Lecture 2 | Image Classification

피망이·2023년 8월 16일

CS 231n CV Stanford Univ

[CS 231n] Computer Vision

목록 보기

2/3

Image Classification : A core task in Computer Vision

The Problem : Semantic Gap

Challenges

Viewpoint variation
- 보는 시각에 따라 다르게 보일 수 있음
Illumination
- 명암에 따라 다르게 보일 수 있음
Deformation
- 자세에 따라 다르게 보일 수 있음
Occulusion
- 고양이 꼬리만 보고도 사람은 라벨링 할 수 있지만 컴퓨터가 할 수 있는 방법은?
Intraclass variation
- shape, color ...

An image classifier

def classify_image(image):
	...
	return label s

Attemps have been made
- edge를 기준으로 corner하게
Data-Driven Approach
- 매우 많은 데이터셋 필요
데이터와 라벨을 기억

def train(images, labels):
	...
    return model

트레이닝 이미지와 매우 비슷한 테스트 이미지로 라벨 추론

def predict(model):
	...
	return test_labels

Example Dataset : CIFAR10

10 classes
50,000 training images
10,000 testing images

Distance Metric to compare images

L1 (Manhattan) distance :
- 가끔은 stupid, 가끔은 크게 도움 됨

$d_1(I_1, I_2) = \displaystyle \sum_{p} |I_1^p - I_2^p|$

import numpy as np

class NearestNeighbor:
	def __init__(self):
    	pass
        
    def train(self, X, y):
		self.Xtr = X
        self.ytr = y

	def predict(self, X):
    	num_test = X.shape[0]
        Ypred = np.zeros(num_test, dtype = self.ytr.dtype)
        
       	for i in range(num_test):
        	distances = np.sum(np.abs(self.Xtr - X[i, :]), axis = 1)
            min_index = np.argmax(distances)
			Ypred[i] = self.ytr[min_index]
        
        return Ypred

train : O(1)
predict : O(N)
- quite slow

K-Nearest Neighbors

K개씩 투표 진행

L2 (Euclidean) distance :

$d_2(I_1, I_2) = \sqrt {\displaystyle\sum_{p} (I_1^p - I_2^p)^2}$

L1은 좌표계에 따라 point가 달라진다.
- L2는 동일하다.

만약 벡터가 어떤 식으로 생겨 먹었는지 모를 경우엔 좌표계에 따라 달라지는 L1보단 L2를 사용하는 게 좋을 것이다.
K-Nearest Neighbors : Decision Metric
- L2에 비해 L1의 decision boundary가 좌표계와 평행한 것을 알 수 있다.

L1이 좀 더 좌표 의존성이 있으므로 feature의 개별 요소가 어떠한 의미를 가질 때 L1을 사용하는 것이 좋을 수 있다.
- ex. 월급이나 일한 햇수와 같은 features로 직원들을 구분할 때

Hyperparameters

The best way of Setting : Split data into train and val, and test; choose hyperparameters of val and evaluate on test!

Cross-Validataion : Split data into folds, try each fold as validation and average the results.

But k-Nearest Neighbor on images never used.
- Very slow at test time
- Distance metrics(L1, L2) on pixels are not informative
- Curse of dimensionality

#### 문제:
이미지 분류 강의 노트에서 "- quite slow"에서 시작해 "따라 point가 달라진다."까지 이어지는 부분을 다시 쓰되, "투표" 부분은 "다수결" 표현으로 바꾸세요.

#### 저장된 자료:
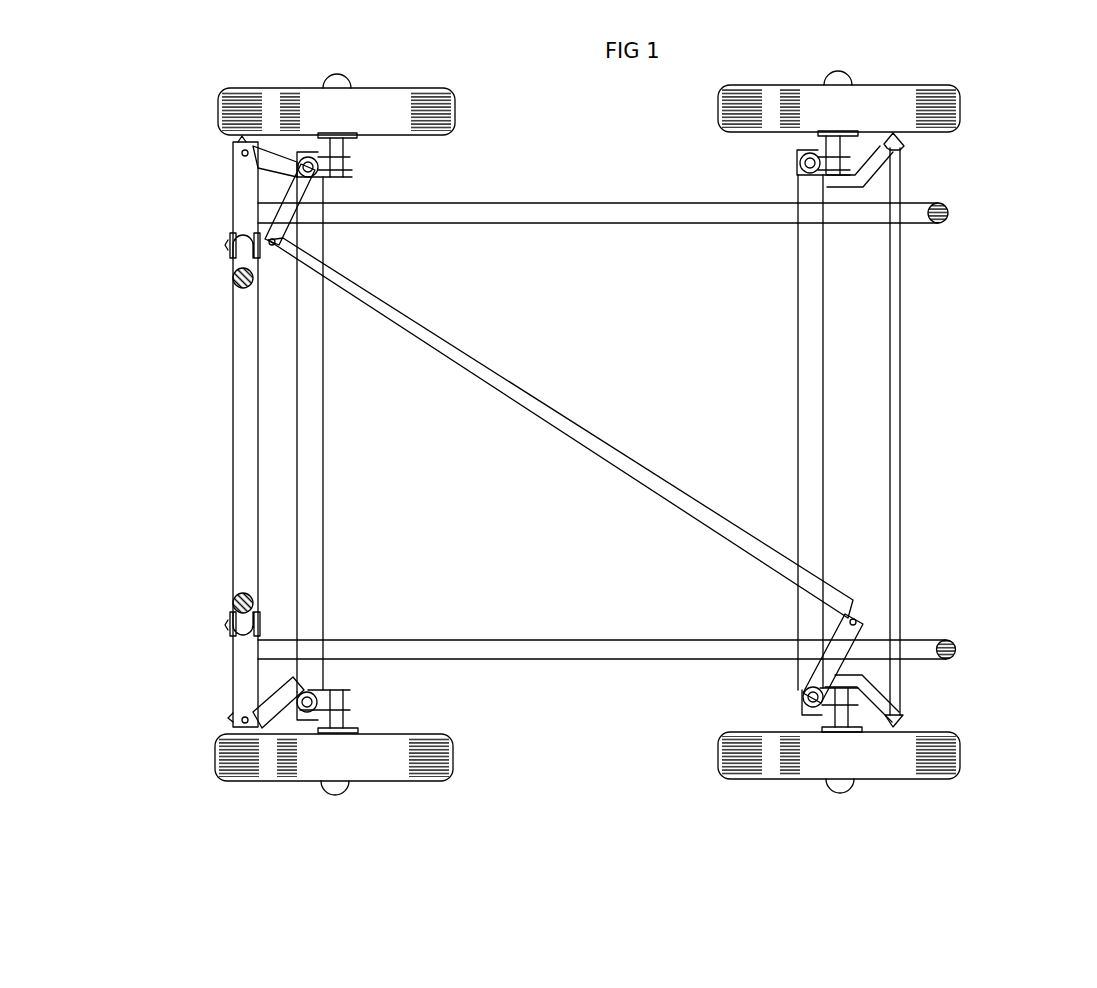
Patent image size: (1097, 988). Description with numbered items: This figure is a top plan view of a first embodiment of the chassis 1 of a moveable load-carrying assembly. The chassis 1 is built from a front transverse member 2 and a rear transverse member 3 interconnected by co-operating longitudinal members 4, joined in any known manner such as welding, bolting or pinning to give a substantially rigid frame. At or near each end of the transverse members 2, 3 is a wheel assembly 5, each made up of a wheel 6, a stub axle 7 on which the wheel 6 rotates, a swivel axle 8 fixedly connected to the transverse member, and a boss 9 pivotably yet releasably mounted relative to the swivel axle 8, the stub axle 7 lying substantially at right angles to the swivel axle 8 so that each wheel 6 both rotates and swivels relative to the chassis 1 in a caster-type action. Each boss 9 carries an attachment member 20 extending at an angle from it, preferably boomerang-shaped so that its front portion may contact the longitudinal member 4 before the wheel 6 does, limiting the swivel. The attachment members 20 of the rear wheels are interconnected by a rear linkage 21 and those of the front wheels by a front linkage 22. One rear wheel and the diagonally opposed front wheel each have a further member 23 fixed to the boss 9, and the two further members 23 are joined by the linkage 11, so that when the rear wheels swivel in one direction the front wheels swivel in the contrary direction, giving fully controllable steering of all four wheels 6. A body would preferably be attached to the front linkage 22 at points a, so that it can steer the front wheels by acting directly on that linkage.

The chassis 1 is at (185, 527).
The front transverse member 2 is at (305, 430).
The rear transverse member 3 is at (820, 316).
The longitudinal member 4 is at (580, 208).
The wheel assembly 5 is at (178, 145).
The wheel 6 is at (270, 105).
The stub axle 7 is at (333, 147).
The swivel axle 8 is at (200, 190).
The boss 9 is at (286, 828).
The linkage 11 is at (679, 428).
The attachment member 20 is at (280, 690).
The rear linkage 21 is at (900, 466).
The front linkage 22 is at (243, 483).
The further member 23 is at (855, 655).
The attachment points a is at (228, 277).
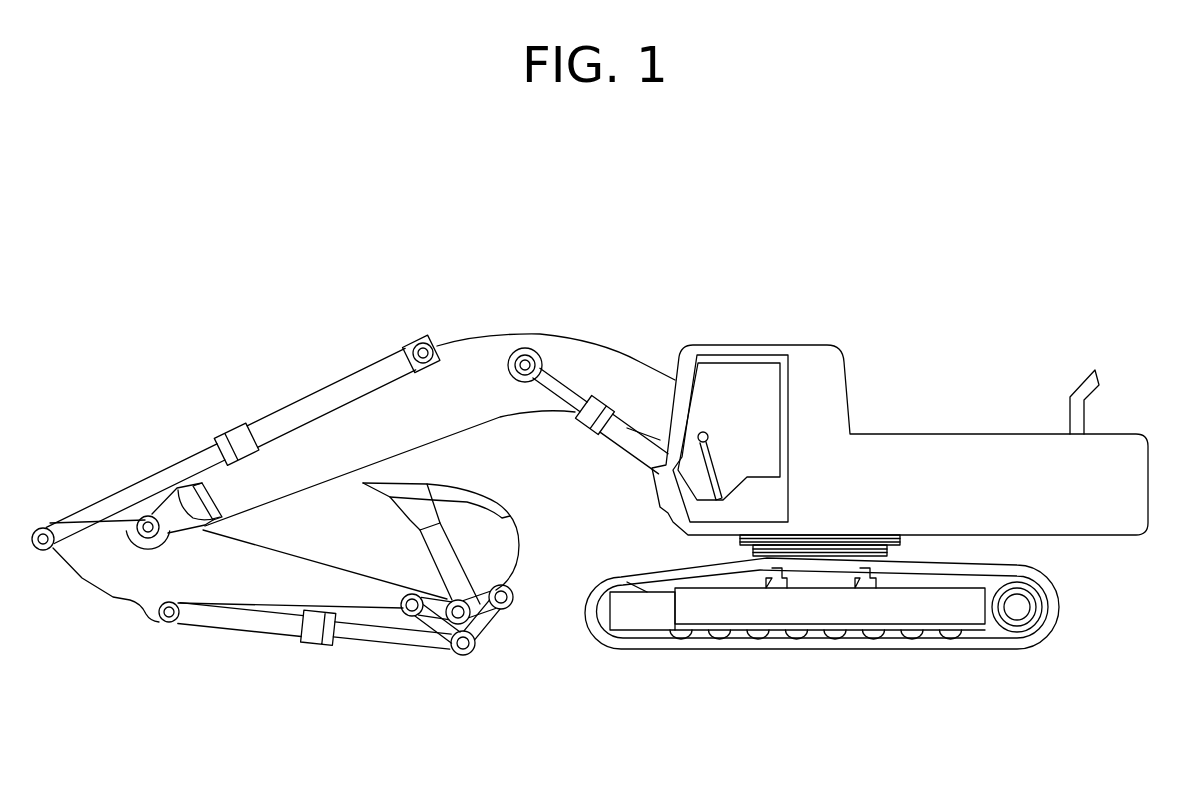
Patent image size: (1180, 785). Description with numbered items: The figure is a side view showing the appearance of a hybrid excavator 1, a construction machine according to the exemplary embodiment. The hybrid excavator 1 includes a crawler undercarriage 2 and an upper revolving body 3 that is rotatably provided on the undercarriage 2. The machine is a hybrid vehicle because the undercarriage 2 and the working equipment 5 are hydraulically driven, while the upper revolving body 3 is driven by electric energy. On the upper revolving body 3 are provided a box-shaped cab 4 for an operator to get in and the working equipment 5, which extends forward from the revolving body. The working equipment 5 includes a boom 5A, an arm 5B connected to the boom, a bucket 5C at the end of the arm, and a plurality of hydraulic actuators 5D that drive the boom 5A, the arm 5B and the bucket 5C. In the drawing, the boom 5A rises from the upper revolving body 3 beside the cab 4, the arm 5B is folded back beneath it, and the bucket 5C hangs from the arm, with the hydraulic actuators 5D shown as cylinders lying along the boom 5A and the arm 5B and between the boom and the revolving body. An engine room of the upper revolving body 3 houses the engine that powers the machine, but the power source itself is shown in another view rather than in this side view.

The hybrid excavator 1 is at (888, 236).
The crawler undercarriage 2 is at (933, 673).
The upper revolving body 3 is at (888, 405).
The cab 4 is at (808, 346).
The working equipment 5 is at (357, 317).
The boom 5A is at (567, 352).
The arm 5B is at (95, 575).
The bucket 5C is at (498, 543).
The hydraulic actuators 5D is at (308, 408).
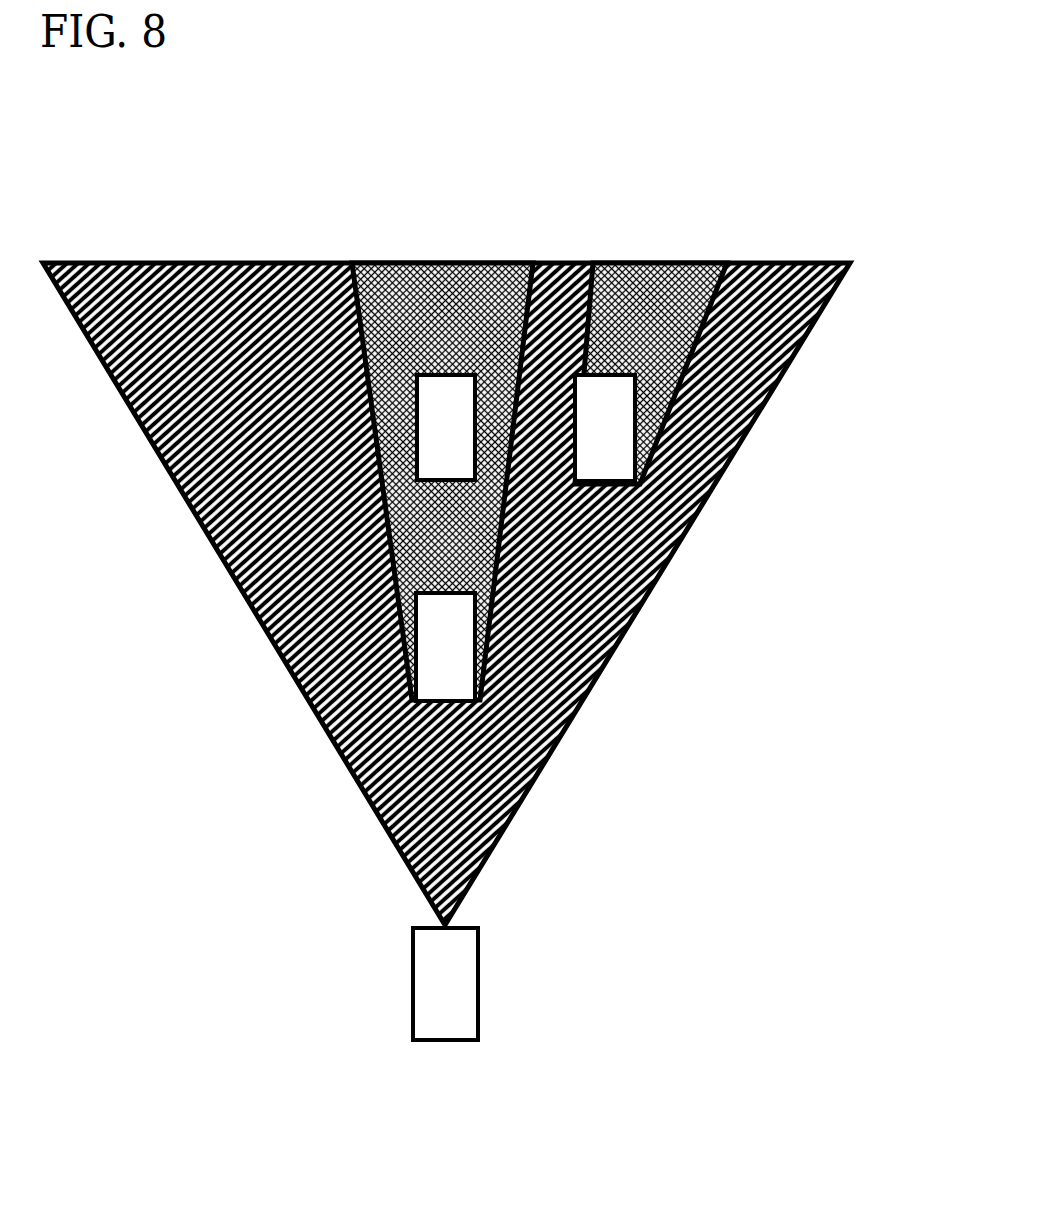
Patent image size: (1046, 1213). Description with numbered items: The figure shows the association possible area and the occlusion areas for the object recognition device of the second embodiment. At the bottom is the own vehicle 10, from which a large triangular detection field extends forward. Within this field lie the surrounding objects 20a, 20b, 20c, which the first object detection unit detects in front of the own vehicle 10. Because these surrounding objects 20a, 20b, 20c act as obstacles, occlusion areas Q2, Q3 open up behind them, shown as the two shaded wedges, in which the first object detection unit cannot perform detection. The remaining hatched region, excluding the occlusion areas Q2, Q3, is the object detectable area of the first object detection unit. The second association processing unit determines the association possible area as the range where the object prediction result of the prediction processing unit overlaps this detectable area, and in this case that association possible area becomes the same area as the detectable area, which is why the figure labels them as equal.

The occlusion area Q2 is at (450, 292).
The occlusion area Q3 is at (648, 292).
The surrounding object 20a is at (613, 457).
The surrounding object 20b is at (445, 455).
The surrounding object 20c is at (448, 652).
The own vehicle 10 is at (478, 977).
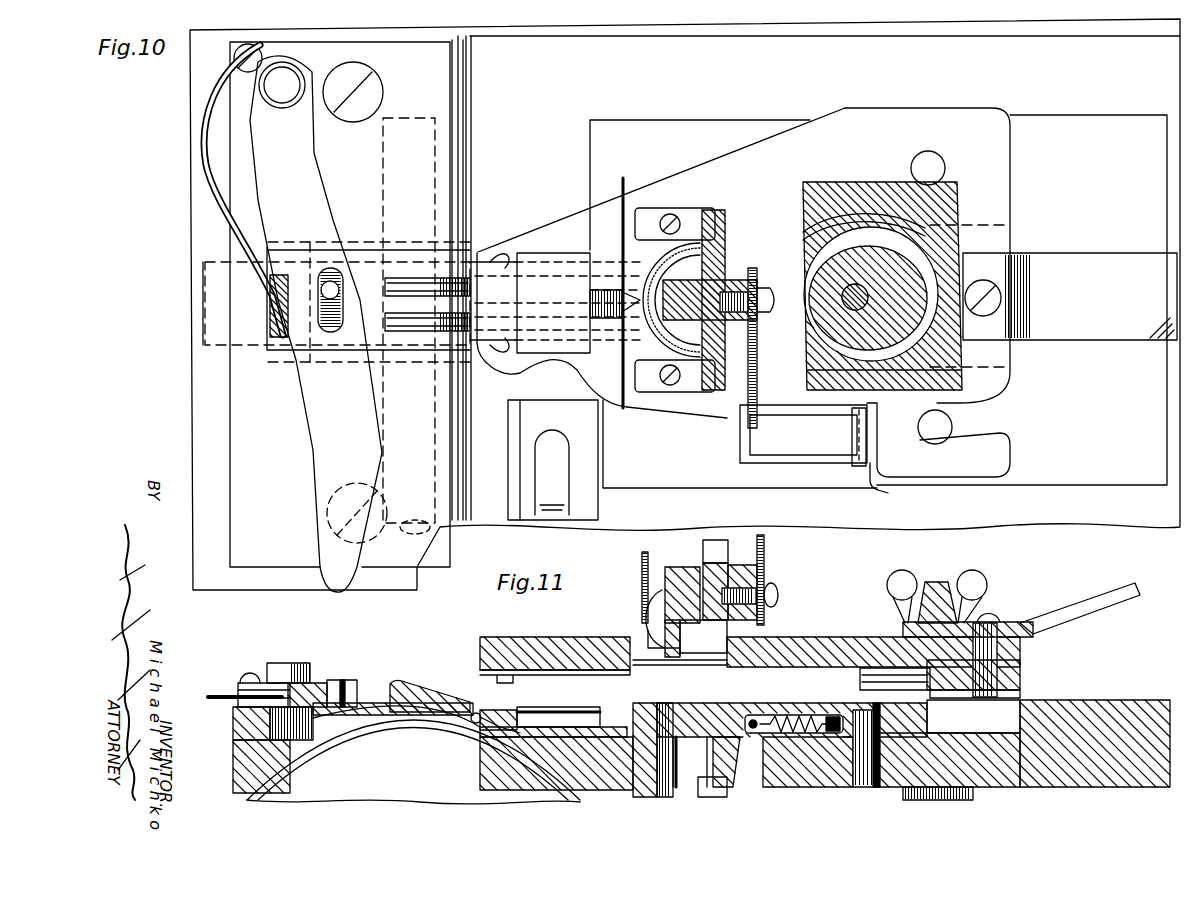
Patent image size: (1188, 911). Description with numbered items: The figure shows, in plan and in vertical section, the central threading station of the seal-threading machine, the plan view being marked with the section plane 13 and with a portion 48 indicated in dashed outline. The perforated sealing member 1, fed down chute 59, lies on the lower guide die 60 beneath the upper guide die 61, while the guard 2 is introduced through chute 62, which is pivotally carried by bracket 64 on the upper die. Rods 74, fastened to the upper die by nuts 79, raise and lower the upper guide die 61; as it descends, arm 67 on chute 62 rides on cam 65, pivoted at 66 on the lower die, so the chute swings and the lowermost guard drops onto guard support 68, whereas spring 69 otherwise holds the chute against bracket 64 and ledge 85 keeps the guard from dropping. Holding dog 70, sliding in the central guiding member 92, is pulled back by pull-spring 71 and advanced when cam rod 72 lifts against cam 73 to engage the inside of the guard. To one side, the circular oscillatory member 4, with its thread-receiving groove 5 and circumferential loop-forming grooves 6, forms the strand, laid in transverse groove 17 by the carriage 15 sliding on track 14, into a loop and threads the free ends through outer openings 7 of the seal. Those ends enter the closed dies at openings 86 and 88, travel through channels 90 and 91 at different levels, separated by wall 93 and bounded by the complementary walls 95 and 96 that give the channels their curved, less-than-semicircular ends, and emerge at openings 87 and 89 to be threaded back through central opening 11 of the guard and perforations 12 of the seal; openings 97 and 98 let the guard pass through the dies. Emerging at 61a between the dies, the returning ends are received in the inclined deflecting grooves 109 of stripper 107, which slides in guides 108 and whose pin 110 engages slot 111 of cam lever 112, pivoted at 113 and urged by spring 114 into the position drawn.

#### 과제 답안:
- quite slow

K-Nearest Neighbors

K개씩 다수결 진행

L2 (Euclidean) distance :

$d_2(I_1, I_2) = \sqrt {\displaystyle\sum_{p} (I_1^p - I_2^p)^2}$

L1은 좌표계에 따라 point가 달라진다.